[Stored dataset items]
= = = = =

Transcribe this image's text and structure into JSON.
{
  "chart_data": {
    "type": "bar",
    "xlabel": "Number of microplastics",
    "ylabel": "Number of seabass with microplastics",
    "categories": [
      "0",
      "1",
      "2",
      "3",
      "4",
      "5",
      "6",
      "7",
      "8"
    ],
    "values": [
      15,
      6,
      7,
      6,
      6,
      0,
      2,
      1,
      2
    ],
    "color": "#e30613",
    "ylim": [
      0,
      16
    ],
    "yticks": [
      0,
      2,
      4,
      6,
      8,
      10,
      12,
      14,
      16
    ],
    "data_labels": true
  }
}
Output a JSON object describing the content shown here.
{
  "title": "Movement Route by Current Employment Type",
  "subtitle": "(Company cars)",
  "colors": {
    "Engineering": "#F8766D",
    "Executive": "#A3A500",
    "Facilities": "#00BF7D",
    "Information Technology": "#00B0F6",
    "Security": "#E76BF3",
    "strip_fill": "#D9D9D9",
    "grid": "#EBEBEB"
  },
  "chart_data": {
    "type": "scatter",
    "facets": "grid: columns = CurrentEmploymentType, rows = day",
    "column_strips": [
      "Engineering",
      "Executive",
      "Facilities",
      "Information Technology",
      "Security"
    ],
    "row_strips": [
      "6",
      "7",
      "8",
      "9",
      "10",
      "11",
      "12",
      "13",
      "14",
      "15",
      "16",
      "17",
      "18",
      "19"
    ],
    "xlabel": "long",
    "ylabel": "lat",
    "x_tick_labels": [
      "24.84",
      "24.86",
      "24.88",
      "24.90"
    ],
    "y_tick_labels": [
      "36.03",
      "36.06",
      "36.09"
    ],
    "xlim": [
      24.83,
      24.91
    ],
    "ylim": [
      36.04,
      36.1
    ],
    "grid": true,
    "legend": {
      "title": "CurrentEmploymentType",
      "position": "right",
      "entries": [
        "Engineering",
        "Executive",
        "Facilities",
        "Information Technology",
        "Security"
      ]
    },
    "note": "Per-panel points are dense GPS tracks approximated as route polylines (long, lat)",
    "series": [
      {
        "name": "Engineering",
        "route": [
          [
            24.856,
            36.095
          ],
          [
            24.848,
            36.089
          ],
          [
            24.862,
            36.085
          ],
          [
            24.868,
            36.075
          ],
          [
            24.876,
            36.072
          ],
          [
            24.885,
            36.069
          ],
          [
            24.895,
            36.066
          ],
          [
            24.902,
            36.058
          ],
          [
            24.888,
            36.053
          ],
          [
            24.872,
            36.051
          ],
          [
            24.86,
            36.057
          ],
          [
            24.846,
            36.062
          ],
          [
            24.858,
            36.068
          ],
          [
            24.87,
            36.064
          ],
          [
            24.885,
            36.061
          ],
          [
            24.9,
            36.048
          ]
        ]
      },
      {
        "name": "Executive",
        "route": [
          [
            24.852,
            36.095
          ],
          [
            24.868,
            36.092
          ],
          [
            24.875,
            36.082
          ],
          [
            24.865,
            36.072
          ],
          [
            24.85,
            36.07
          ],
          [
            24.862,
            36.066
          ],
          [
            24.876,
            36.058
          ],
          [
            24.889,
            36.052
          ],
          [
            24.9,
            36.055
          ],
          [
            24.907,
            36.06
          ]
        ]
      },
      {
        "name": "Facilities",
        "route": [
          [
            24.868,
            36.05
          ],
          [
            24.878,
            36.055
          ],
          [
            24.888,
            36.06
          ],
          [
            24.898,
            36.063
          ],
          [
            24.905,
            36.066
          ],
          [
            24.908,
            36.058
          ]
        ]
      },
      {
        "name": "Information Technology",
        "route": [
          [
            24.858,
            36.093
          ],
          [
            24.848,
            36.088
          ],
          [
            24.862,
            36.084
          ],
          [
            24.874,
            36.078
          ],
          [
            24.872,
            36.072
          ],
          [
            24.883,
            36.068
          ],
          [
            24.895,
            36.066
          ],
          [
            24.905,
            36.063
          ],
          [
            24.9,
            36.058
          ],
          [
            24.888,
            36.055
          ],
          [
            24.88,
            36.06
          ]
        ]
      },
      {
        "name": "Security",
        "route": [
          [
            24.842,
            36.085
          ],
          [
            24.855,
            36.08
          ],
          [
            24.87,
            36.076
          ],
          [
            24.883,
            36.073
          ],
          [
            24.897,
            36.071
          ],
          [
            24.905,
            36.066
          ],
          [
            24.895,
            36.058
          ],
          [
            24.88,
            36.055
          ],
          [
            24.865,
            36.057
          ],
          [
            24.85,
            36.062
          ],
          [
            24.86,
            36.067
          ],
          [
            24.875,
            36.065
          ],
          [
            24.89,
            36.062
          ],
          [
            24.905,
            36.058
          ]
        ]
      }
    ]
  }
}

= = = = =

:: Short task ::
All lines above with "Technology" in them should be returned.

:: Worked solution ::
    "Information Technology": "#00B0F6",
      "Information Technology",
        "Information Technology",
        "name": "Information Technology",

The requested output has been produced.